(Data entries)

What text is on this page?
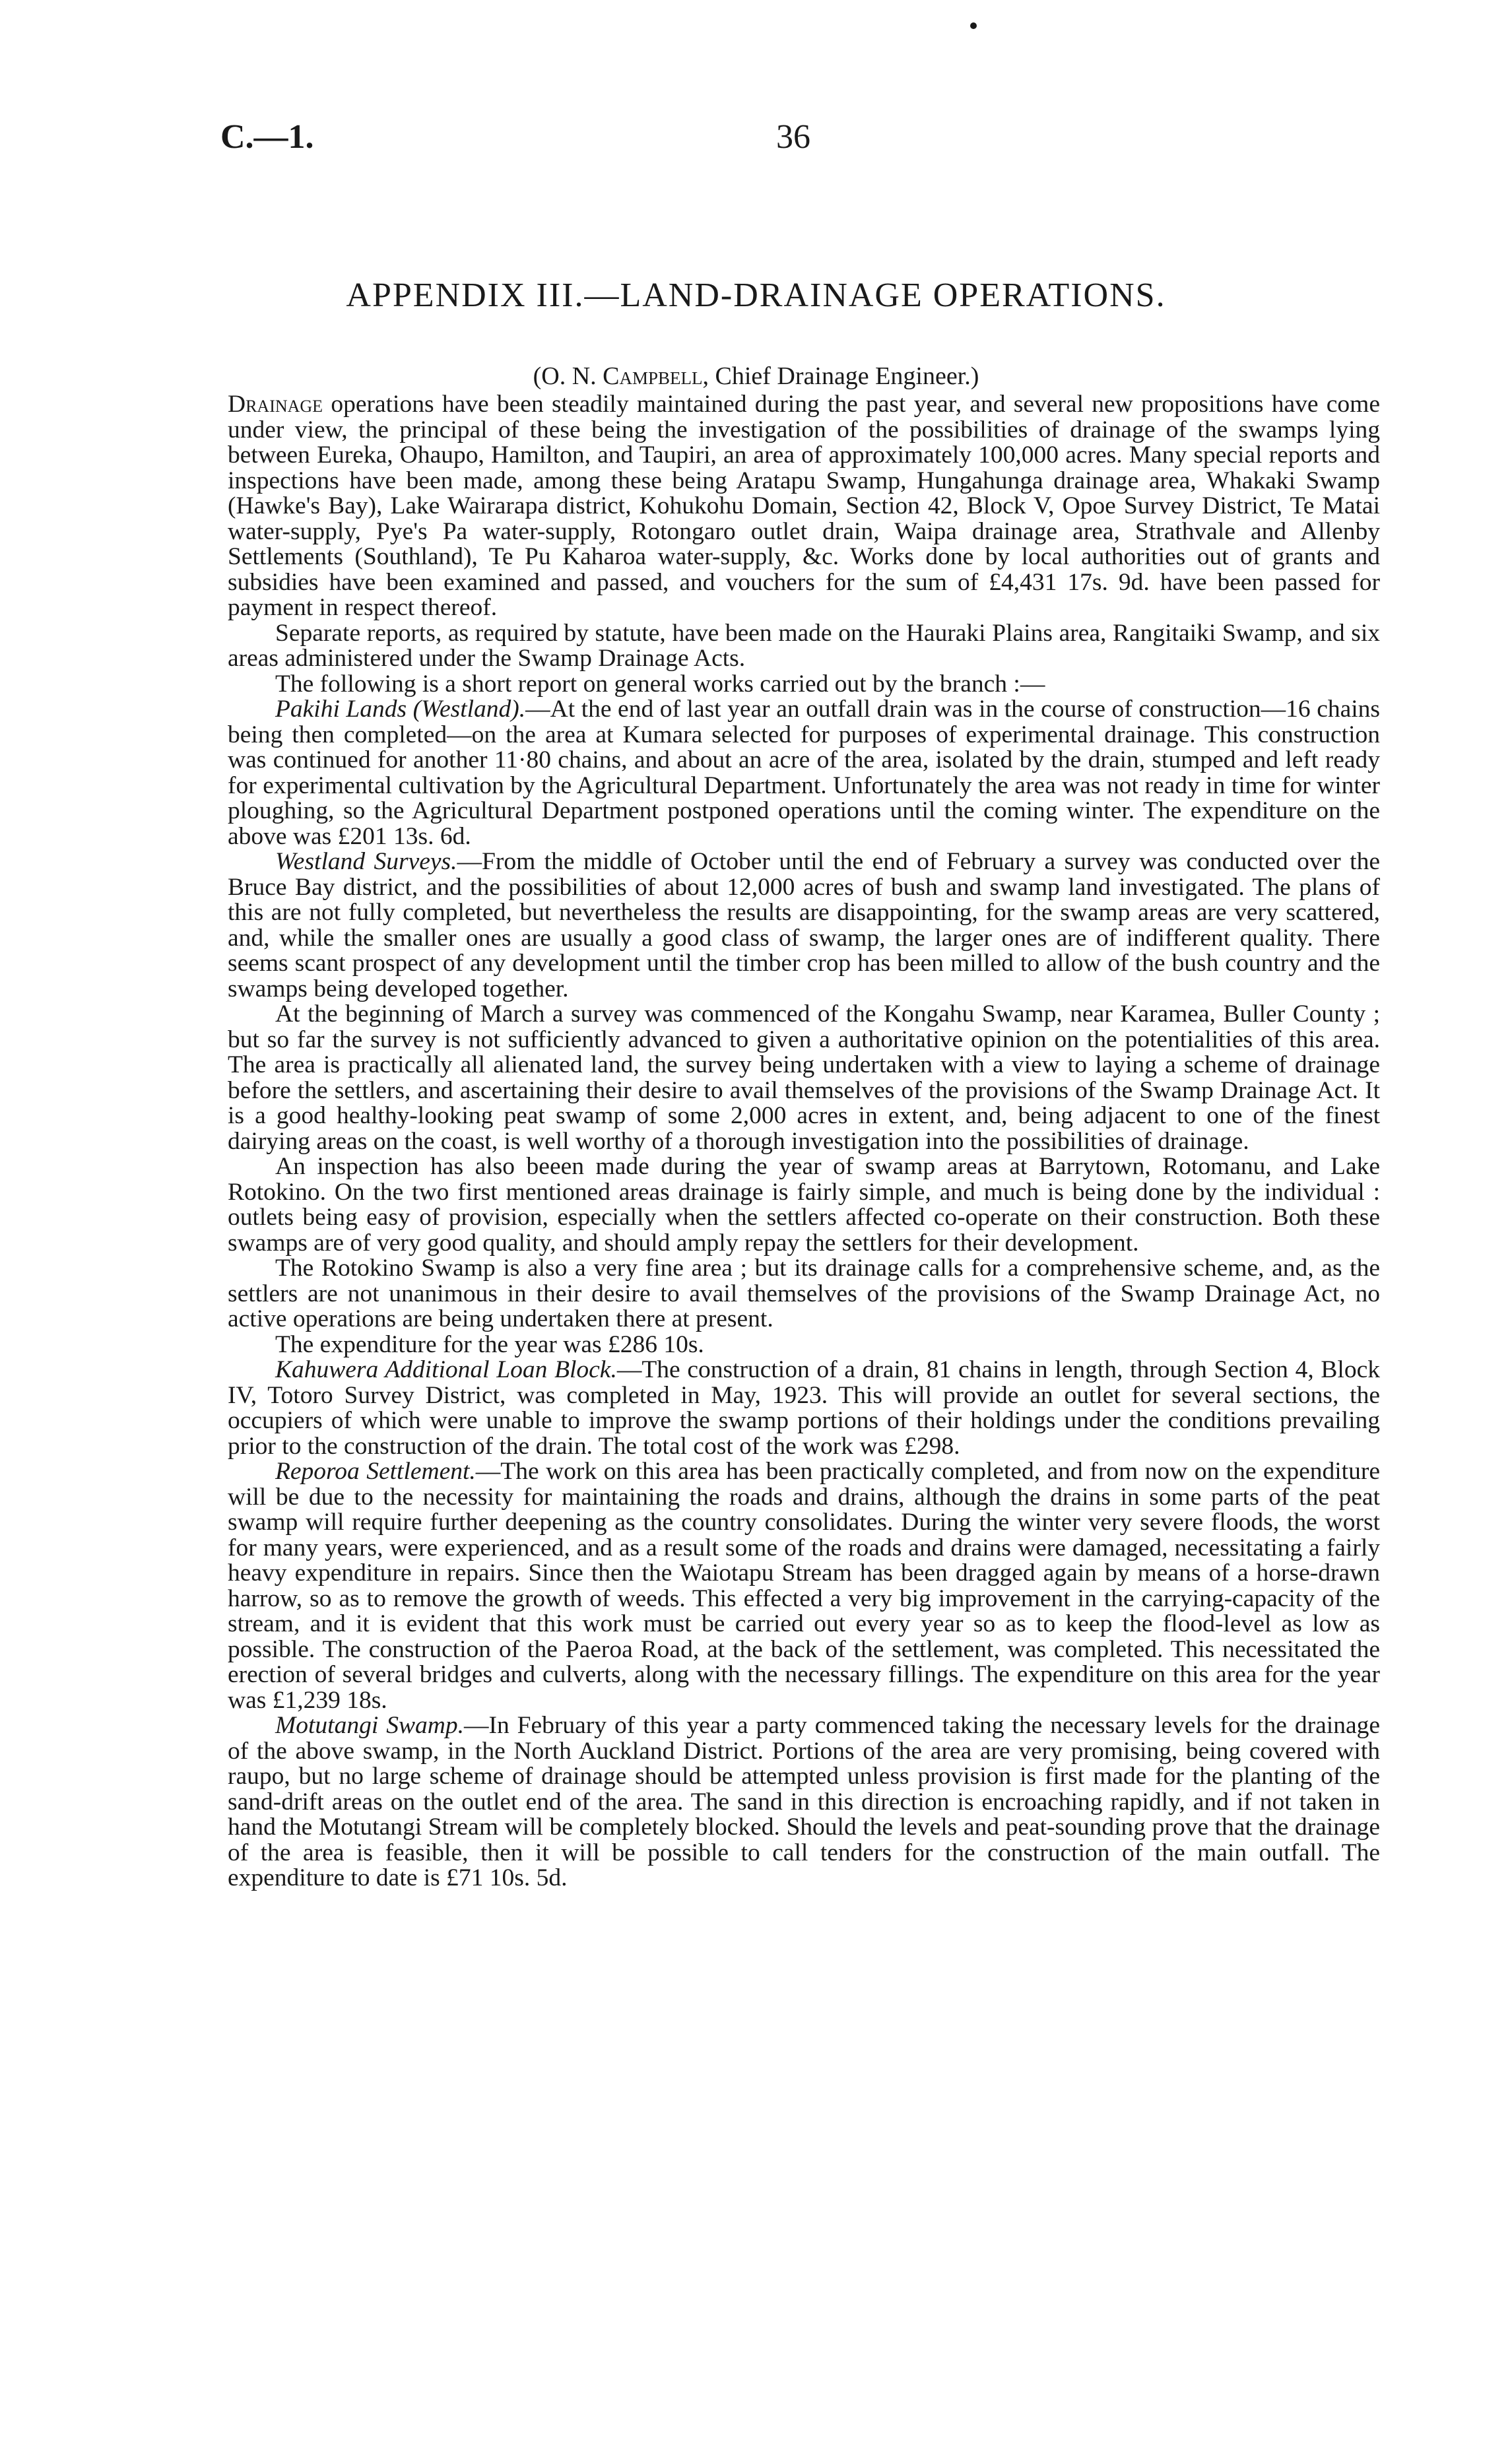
C.—1.	36
APPENDIX III.—LAND-DRAINAGE OPERATIONS.
(O. N. Campbell, Chief Drainage Engineer.)

Drainage operations have been steadily maintained during the past year, and several new propositions have come under view, the principal of these being the investigation of the possibilities of drainage of the swamps lying between Eureka, Ohaupo, Hamilton, and Taupiri, an area of approximately 100,000 acres. Many special reports and inspections have been made, among these being Aratapu Swamp, Hungahunga drainage area, Whakaki Swamp (Hawke's Bay), Lake Wairarapa district, Kohukohu Domain, Section 42, Block V, Opoe Survey District, Te Matai water-supply, Pye's Pa water-supply, Rotongaro outlet drain, Waipa drainage area, Strathvale and Allenby Settlements (Southland), Te Pu Kaharoa water-supply, &c. Works done by local authorities out of grants and subsidies have been examined and passed, and vouchers for the sum of £4,431 17s. 9d. have been passed for payment in respect thereof.

Separate reports, as required by statute, have been made on the Hauraki Plains area, Rangitaiki Swamp, and six areas administered under the Swamp Drainage Acts.

The following is a short report on general works carried out by the branch :—

Pakihi Lands (Westland).—At the end of last year an outfall drain was in the course of construction—16 chains being then completed—on the area at Kumara selected for purposes of experimental drainage. This construction was continued for another 11·80 chains, and about an acre of the area, isolated by the drain, stumped and left ready for experimental cultivation by the Agricultural Department. Unfortunately the area was not ready in time for winter ploughing, so the Agricultural Department postponed operations until the coming winter. The expenditure on the above was £201 13s. 6d.

Westland Surveys.—From the middle of October until the end of February a survey was conducted over the Bruce Bay district, and the possibilities of about 12,000 acres of bush and swamp land investigated. The plans of this are not fully completed, but nevertheless the results are disappointing, for the swamp areas are very scattered, and, while the smaller ones are usually a good class of swamp, the larger ones are of indifferent quality. There seems scant prospect of any development until the timber crop has been milled to allow of the bush country and the swamps being developed together.

At the beginning of March a survey was commenced of the Kongahu Swamp, near Karamea, Buller County ; but so far the survey is not sufficiently advanced to given a authoritative opinion on the potentialities of this area. The area is practically all alienated land, the survey being undertaken with a view to laying a scheme of drainage before the settlers, and ascertaining their desire to avail themselves of the provisions of the Swamp Drainage Act. It is a good healthy-looking peat swamp of some 2,000 acres in extent, and, being adjacent to one of the finest dairying areas on the coast, is well worthy of a thorough investigation into the possibilities of drainage.

An inspection has also beeen made during the year of swamp areas at Barrytown, Rotomanu, and Lake Rotokino. On the two first mentioned areas drainage is fairly simple, and much is being done by the individual : outlets being easy of provision, especially when the settlers affected co-operate on their construction. Both these swamps are of very good quality, and should amply repay the settlers for their development.

The Rotokino Swamp is also a very fine area ; but its drainage calls for a comprehensive scheme, and, as the settlers are not unanimous in their desire to avail themselves of the provisions of the Swamp Drainage Act, no active operations are being undertaken there at present.

The expenditure for the year was £286 10s.

Kahuwera Additional Loan Block.—The construction of a drain, 81 chains in length, through Section 4, Block IV, Totoro Survey District, was completed in May, 1923. This will provide an outlet for several sections, the occupiers of which were unable to improve the swamp portions of their holdings under the conditions prevailing prior to the construction of the drain. The total cost of the work was £298.

Reporoa Settlement.—The work on this area has been practically completed, and from now on the expenditure will be due to the necessity for maintaining the roads and drains, although the drains in some parts of the peat swamp will require further deepening as the country consolidates. During the winter very severe floods, the worst for many years, were experienced, and as a result some of the roads and drains were damaged, necessitating a fairly heavy expenditure in repairs. Since then the Waiotapu Stream has been dragged again by means of a horse-drawn harrow, so as to remove the growth of weeds. This effected a very big improvement in the carrying-capacity of the stream, and it is evident that this work must be carried out every year so as to keep the flood-level as low as possible. The construction of the Paeroa Road, at the back of the settlement, was completed. This necessitated the erection of several bridges and culverts, along with the necessary fillings. The expenditure on this area for the year was £1,239 18s.

Motutangi Swamp.—In February of this year a party commenced taking the necessary levels for the drainage of the above swamp, in the North Auckland District. Portions of the area are very promising, being covered with raupo, but no large scheme of drainage should be attempted unless provision is first made for the planting of the sand-drift areas on the outlet end of the area. The sand in this direction is encroaching rapidly, and if not taken in hand the Motutangi Stream will be completely blocked. Should the levels and peat-sounding prove that the drainage of the area is feasible, then it will be possible to call tenders for the construction of the main outfall. The expenditure to date is £71 10s. 5d.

» **Stated problem**: An exact transcription of all the entries is required, without the pictures.

» **Result for this exercise**:
What text is on this page?
C.—1.	36
APPENDIX III.—LAND-DRAINAGE OPERATIONS.
(O. N. Campbell, Chief Drainage Engineer.)

Drainage operations have been steadily maintained during the past year, and several new propositions have come under view, the principal of these being the investigation of the possibilities of drainage of the swamps lying between Eureka, Ohaupo, Hamilton, and Taupiri, an area of approximately 100,000 acres. Many special reports and inspections have been made, among these being Aratapu Swamp, Hungahunga drainage area, Whakaki Swamp (Hawke's Bay), Lake Wairarapa district, Kohukohu Domain, Section 42, Block V, Opoe Survey District, Te Matai water-supply, Pye's Pa water-supply, Rotongaro outlet drain, Waipa drainage area, Strathvale and Allenby Settlements (Southland), Te Pu Kaharoa water-supply, &c. Works done by local authorities out of grants and subsidies have been examined and passed, and vouchers for the sum of £4,431 17s. 9d. have been passed for payment in respect thereof.

Separate reports, as required by statute, have been made on the Hauraki Plains area, Rangitaiki Swamp, and six areas administered under the Swamp Drainage Acts.

The following is a short report on general works carried out by the branch :—

Pakihi Lands (Westland).—At the end of last year an outfall drain was in the course of construction—16 chains being then completed—on the area at Kumara selected for purposes of experimental drainage. This construction was continued for another 11·80 chains, and about an acre of the area, isolated by the drain, stumped and left ready for experimental cultivation by the Agricultural Department. Unfortunately the area was not ready in time for winter ploughing, so the Agricultural Department postponed operations until the coming winter. The expenditure on the above was £201 13s. 6d.

Westland Surveys.—From the middle of October until the end of February a survey was conducted over the Bruce Bay district, and the possibilities of about 12,000 acres of bush and swamp land investigated. The plans of this are not fully completed, but nevertheless the results are disappointing, for the swamp areas are very scattered, and, while the smaller ones are usually a good class of swamp, the larger ones are of indifferent quality. There seems scant prospect of any development until the timber crop has been milled to allow of the bush country and the swamps being developed together.

At the beginning of March a survey was commenced of the Kongahu Swamp, near Karamea, Buller County ; but so far the survey is not sufficiently advanced to given a authoritative opinion on the potentialities of this area. The area is practically all alienated land, the survey being undertaken with a view to laying a scheme of drainage before the settlers, and ascertaining their desire to avail themselves of the provisions of the Swamp Drainage Act. It is a good healthy-looking peat swamp of some 2,000 acres in extent, and, being adjacent to one of the finest dairying areas on the coast, is well worthy of a thorough investigation into the possibilities of drainage.

An inspection has also beeen made during the year of swamp areas at Barrytown, Rotomanu, and Lake Rotokino. On the two first mentioned areas drainage is fairly simple, and much is being done by the individual : outlets being easy of provision, especially when the settlers affected co-operate on their construction. Both these swamps are of very good quality, and should amply repay the settlers for their development.

The Rotokino Swamp is also a very fine area ; but its drainage calls for a comprehensive scheme, and, as the settlers are not unanimous in their desire to avail themselves of the provisions of the Swamp Drainage Act, no active operations are being undertaken there at present.

The expenditure for the year was £286 10s.

Kahuwera Additional Loan Block.—The construction of a drain, 81 chains in length, through Section 4, Block IV, Totoro Survey District, was completed in May, 1923. This will provide an outlet for several sections, the occupiers of which were unable to improve the swamp portions of their holdings under the conditions prevailing prior to the construction of the drain. The total cost of the work was £298.

Reporoa Settlement.—The work on this area has been practically completed, and from now on the expenditure will be due to the necessity for maintaining the roads and drains, although the drains in some parts of the peat swamp will require further deepening as the country consolidates. During the winter very severe floods, the worst for many years, were experienced, and as a result some of the roads and drains were damaged, necessitating a fairly heavy expenditure in repairs. Since then the Waiotapu Stream has been dragged again by means of a horse-drawn harrow, so as to remove the growth of weeds. This effected a very big improvement in the carrying-capacity of the stream, and it is evident that this work must be carried out every year so as to keep the flood-level as low as possible. The construction of the Paeroa Road, at the back of the settlement, was completed. This necessitated the erection of several bridges and culverts, along with the necessary fillings. The expenditure on this area for the year was £1,239 18s.

Motutangi Swamp.—In February of this year a party commenced taking the necessary levels for the drainage of the above swamp, in the North Auckland District. Portions of the area are very promising, being covered with raupo, but no large scheme of drainage should be attempted unless provision is first made for the planting of the sand-drift areas on the outlet end of the area. The sand in this direction is encroaching rapidly, and if not taken in hand the Motutangi Stream will be completely blocked. Should the levels and peat-sounding prove that the drainage of the area is feasible, then it will be possible to call tenders for the construction of the main outfall. The expenditure to date is £71 10s. 5d.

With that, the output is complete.